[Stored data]
● ● ● ● ●

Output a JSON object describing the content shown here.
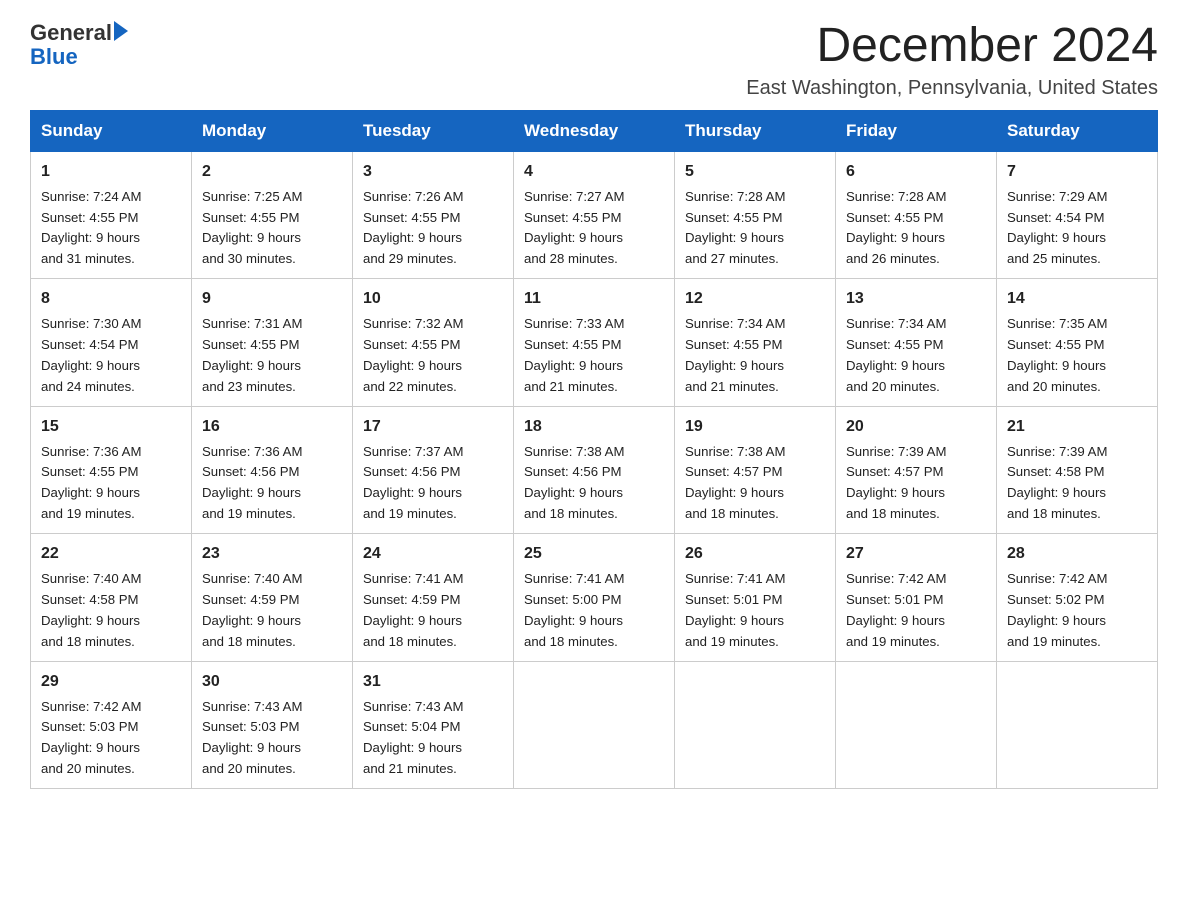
{
  "header": {
    "logo_general": "General",
    "logo_blue": "Blue",
    "month_title": "December 2024",
    "location": "East Washington, Pennsylvania, United States"
  },
  "days_of_week": [
    "Sunday",
    "Monday",
    "Tuesday",
    "Wednesday",
    "Thursday",
    "Friday",
    "Saturday"
  ],
  "weeks": [
    [
      {
        "day": "1",
        "sunrise": "7:24 AM",
        "sunset": "4:55 PM",
        "daylight": "9 hours and 31 minutes."
      },
      {
        "day": "2",
        "sunrise": "7:25 AM",
        "sunset": "4:55 PM",
        "daylight": "9 hours and 30 minutes."
      },
      {
        "day": "3",
        "sunrise": "7:26 AM",
        "sunset": "4:55 PM",
        "daylight": "9 hours and 29 minutes."
      },
      {
        "day": "4",
        "sunrise": "7:27 AM",
        "sunset": "4:55 PM",
        "daylight": "9 hours and 28 minutes."
      },
      {
        "day": "5",
        "sunrise": "7:28 AM",
        "sunset": "4:55 PM",
        "daylight": "9 hours and 27 minutes."
      },
      {
        "day": "6",
        "sunrise": "7:28 AM",
        "sunset": "4:55 PM",
        "daylight": "9 hours and 26 minutes."
      },
      {
        "day": "7",
        "sunrise": "7:29 AM",
        "sunset": "4:54 PM",
        "daylight": "9 hours and 25 minutes."
      }
    ],
    [
      {
        "day": "8",
        "sunrise": "7:30 AM",
        "sunset": "4:54 PM",
        "daylight": "9 hours and 24 minutes."
      },
      {
        "day": "9",
        "sunrise": "7:31 AM",
        "sunset": "4:55 PM",
        "daylight": "9 hours and 23 minutes."
      },
      {
        "day": "10",
        "sunrise": "7:32 AM",
        "sunset": "4:55 PM",
        "daylight": "9 hours and 22 minutes."
      },
      {
        "day": "11",
        "sunrise": "7:33 AM",
        "sunset": "4:55 PM",
        "daylight": "9 hours and 21 minutes."
      },
      {
        "day": "12",
        "sunrise": "7:34 AM",
        "sunset": "4:55 PM",
        "daylight": "9 hours and 21 minutes."
      },
      {
        "day": "13",
        "sunrise": "7:34 AM",
        "sunset": "4:55 PM",
        "daylight": "9 hours and 20 minutes."
      },
      {
        "day": "14",
        "sunrise": "7:35 AM",
        "sunset": "4:55 PM",
        "daylight": "9 hours and 20 minutes."
      }
    ],
    [
      {
        "day": "15",
        "sunrise": "7:36 AM",
        "sunset": "4:55 PM",
        "daylight": "9 hours and 19 minutes."
      },
      {
        "day": "16",
        "sunrise": "7:36 AM",
        "sunset": "4:56 PM",
        "daylight": "9 hours and 19 minutes."
      },
      {
        "day": "17",
        "sunrise": "7:37 AM",
        "sunset": "4:56 PM",
        "daylight": "9 hours and 19 minutes."
      },
      {
        "day": "18",
        "sunrise": "7:38 AM",
        "sunset": "4:56 PM",
        "daylight": "9 hours and 18 minutes."
      },
      {
        "day": "19",
        "sunrise": "7:38 AM",
        "sunset": "4:57 PM",
        "daylight": "9 hours and 18 minutes."
      },
      {
        "day": "20",
        "sunrise": "7:39 AM",
        "sunset": "4:57 PM",
        "daylight": "9 hours and 18 minutes."
      },
      {
        "day": "21",
        "sunrise": "7:39 AM",
        "sunset": "4:58 PM",
        "daylight": "9 hours and 18 minutes."
      }
    ],
    [
      {
        "day": "22",
        "sunrise": "7:40 AM",
        "sunset": "4:58 PM",
        "daylight": "9 hours and 18 minutes."
      },
      {
        "day": "23",
        "sunrise": "7:40 AM",
        "sunset": "4:59 PM",
        "daylight": "9 hours and 18 minutes."
      },
      {
        "day": "24",
        "sunrise": "7:41 AM",
        "sunset": "4:59 PM",
        "daylight": "9 hours and 18 minutes."
      },
      {
        "day": "25",
        "sunrise": "7:41 AM",
        "sunset": "5:00 PM",
        "daylight": "9 hours and 18 minutes."
      },
      {
        "day": "26",
        "sunrise": "7:41 AM",
        "sunset": "5:01 PM",
        "daylight": "9 hours and 19 minutes."
      },
      {
        "day": "27",
        "sunrise": "7:42 AM",
        "sunset": "5:01 PM",
        "daylight": "9 hours and 19 minutes."
      },
      {
        "day": "28",
        "sunrise": "7:42 AM",
        "sunset": "5:02 PM",
        "daylight": "9 hours and 19 minutes."
      }
    ],
    [
      {
        "day": "29",
        "sunrise": "7:42 AM",
        "sunset": "5:03 PM",
        "daylight": "9 hours and 20 minutes."
      },
      {
        "day": "30",
        "sunrise": "7:43 AM",
        "sunset": "5:03 PM",
        "daylight": "9 hours and 20 minutes."
      },
      {
        "day": "31",
        "sunrise": "7:43 AM",
        "sunset": "5:04 PM",
        "daylight": "9 hours and 21 minutes."
      },
      null,
      null,
      null,
      null
    ]
  ],
  "labels": {
    "sunrise": "Sunrise:",
    "sunset": "Sunset:",
    "daylight": "Daylight:"
  }
}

● ● ● ● ●

[What is being asked] Return the listing above unchanged, apart from dropping its pictures.

[The solution]
Output a JSON object describing the content shown here.
{
  "header": {
    "logo_general": "General",
    "logo_blue": "Blue",
    "month_title": "December 2024",
    "location": "East Washington, Pennsylvania, United States"
  },
  "days_of_week": [
    "Sunday",
    "Monday",
    "Tuesday",
    "Wednesday",
    "Thursday",
    "Friday",
    "Saturday"
  ],
  "weeks": [
    [
      {
        "day": "1",
        "sunrise": "7:24 AM",
        "sunset": "4:55 PM",
        "daylight": "9 hours and 31 minutes."
      },
      {
        "day": "2",
        "sunrise": "7:25 AM",
        "sunset": "4:55 PM",
        "daylight": "9 hours and 30 minutes."
      },
      {
        "day": "3",
        "sunrise": "7:26 AM",
        "sunset": "4:55 PM",
        "daylight": "9 hours and 29 minutes."
      },
      {
        "day": "4",
        "sunrise": "7:27 AM",
        "sunset": "4:55 PM",
        "daylight": "9 hours and 28 minutes."
      },
      {
        "day": "5",
        "sunrise": "7:28 AM",
        "sunset": "4:55 PM",
        "daylight": "9 hours and 27 minutes."
      },
      {
        "day": "6",
        "sunrise": "7:28 AM",
        "sunset": "4:55 PM",
        "daylight": "9 hours and 26 minutes."
      },
      {
        "day": "7",
        "sunrise": "7:29 AM",
        "sunset": "4:54 PM",
        "daylight": "9 hours and 25 minutes."
      }
    ],
    [
      {
        "day": "8",
        "sunrise": "7:30 AM",
        "sunset": "4:54 PM",
        "daylight": "9 hours and 24 minutes."
      },
      {
        "day": "9",
        "sunrise": "7:31 AM",
        "sunset": "4:55 PM",
        "daylight": "9 hours and 23 minutes."
      },
      {
        "day": "10",
        "sunrise": "7:32 AM",
        "sunset": "4:55 PM",
        "daylight": "9 hours and 22 minutes."
      },
      {
        "day": "11",
        "sunrise": "7:33 AM",
        "sunset": "4:55 PM",
        "daylight": "9 hours and 21 minutes."
      },
      {
        "day": "12",
        "sunrise": "7:34 AM",
        "sunset": "4:55 PM",
        "daylight": "9 hours and 21 minutes."
      },
      {
        "day": "13",
        "sunrise": "7:34 AM",
        "sunset": "4:55 PM",
        "daylight": "9 hours and 20 minutes."
      },
      {
        "day": "14",
        "sunrise": "7:35 AM",
        "sunset": "4:55 PM",
        "daylight": "9 hours and 20 minutes."
      }
    ],
    [
      {
        "day": "15",
        "sunrise": "7:36 AM",
        "sunset": "4:55 PM",
        "daylight": "9 hours and 19 minutes."
      },
      {
        "day": "16",
        "sunrise": "7:36 AM",
        "sunset": "4:56 PM",
        "daylight": "9 hours and 19 minutes."
      },
      {
        "day": "17",
        "sunrise": "7:37 AM",
        "sunset": "4:56 PM",
        "daylight": "9 hours and 19 minutes."
      },
      {
        "day": "18",
        "sunrise": "7:38 AM",
        "sunset": "4:56 PM",
        "daylight": "9 hours and 18 minutes."
      },
      {
        "day": "19",
        "sunrise": "7:38 AM",
        "sunset": "4:57 PM",
        "daylight": "9 hours and 18 minutes."
      },
      {
        "day": "20",
        "sunrise": "7:39 AM",
        "sunset": "4:57 PM",
        "daylight": "9 hours and 18 minutes."
      },
      {
        "day": "21",
        "sunrise": "7:39 AM",
        "sunset": "4:58 PM",
        "daylight": "9 hours and 18 minutes."
      }
    ],
    [
      {
        "day": "22",
        "sunrise": "7:40 AM",
        "sunset": "4:58 PM",
        "daylight": "9 hours and 18 minutes."
      },
      {
        "day": "23",
        "sunrise": "7:40 AM",
        "sunset": "4:59 PM",
        "daylight": "9 hours and 18 minutes."
      },
      {
        "day": "24",
        "sunrise": "7:41 AM",
        "sunset": "4:59 PM",
        "daylight": "9 hours and 18 minutes."
      },
      {
        "day": "25",
        "sunrise": "7:41 AM",
        "sunset": "5:00 PM",
        "daylight": "9 hours and 18 minutes."
      },
      {
        "day": "26",
        "sunrise": "7:41 AM",
        "sunset": "5:01 PM",
        "daylight": "9 hours and 19 minutes."
      },
      {
        "day": "27",
        "sunrise": "7:42 AM",
        "sunset": "5:01 PM",
        "daylight": "9 hours and 19 minutes."
      },
      {
        "day": "28",
        "sunrise": "7:42 AM",
        "sunset": "5:02 PM",
        "daylight": "9 hours and 19 minutes."
      }
    ],
    [
      {
        "day": "29",
        "sunrise": "7:42 AM",
        "sunset": "5:03 PM",
        "daylight": "9 hours and 20 minutes."
      },
      {
        "day": "30",
        "sunrise": "7:43 AM",
        "sunset": "5:03 PM",
        "daylight": "9 hours and 20 minutes."
      },
      {
        "day": "31",
        "sunrise": "7:43 AM",
        "sunset": "5:04 PM",
        "daylight": "9 hours and 21 minutes."
      },
      null,
      null,
      null,
      null
    ]
  ],
  "labels": {
    "sunrise": "Sunrise:",
    "sunset": "Sunset:",
    "daylight": "Daylight:"
  }
}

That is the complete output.